Stored data entries

= = =

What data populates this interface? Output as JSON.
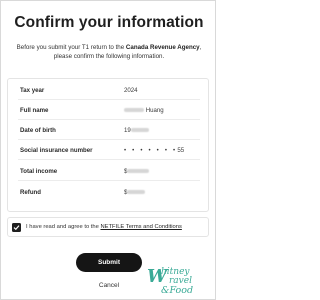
{
  "page": {
    "title": "Confirm your information",
    "intro_prefix": "Before you submit your T1 return to the ",
    "intro_bold": "Canada Revenue Agency",
    "intro_suffix": ", please confirm the following information."
  },
  "summary": {
    "rows": [
      {
        "label": "Tax year",
        "value": "2024"
      },
      {
        "label": "Full name",
        "value": "Huang"
      },
      {
        "label": "Date of birth",
        "value": "19"
      },
      {
        "label": "Social insurance number",
        "value_masked": "• • • • • • •",
        "value_suffix": "55"
      },
      {
        "label": "Total income",
        "value": "$"
      },
      {
        "label": "Refund",
        "value": "$"
      }
    ]
  },
  "agreement": {
    "checked": true,
    "text_prefix": "I have read and agree to the ",
    "link_text": "NETFILE Terms and Conditions"
  },
  "actions": {
    "submit_label": "Submit",
    "cancel_label": "Cancel"
  },
  "watermark": {
    "line1": "hitney",
    "line2": "ravel",
    "line3": "&Food",
    "initial": "W"
  },
  "colors": {
    "primary_button": "#151515",
    "watermark": "#2aa38e"
  }
}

= = =

Find the lines above that include the string "information" and copy them.

EXPECTED ANSWER ->
    "title": "Confirm your information",
    "intro_suffix": ", please confirm the following information."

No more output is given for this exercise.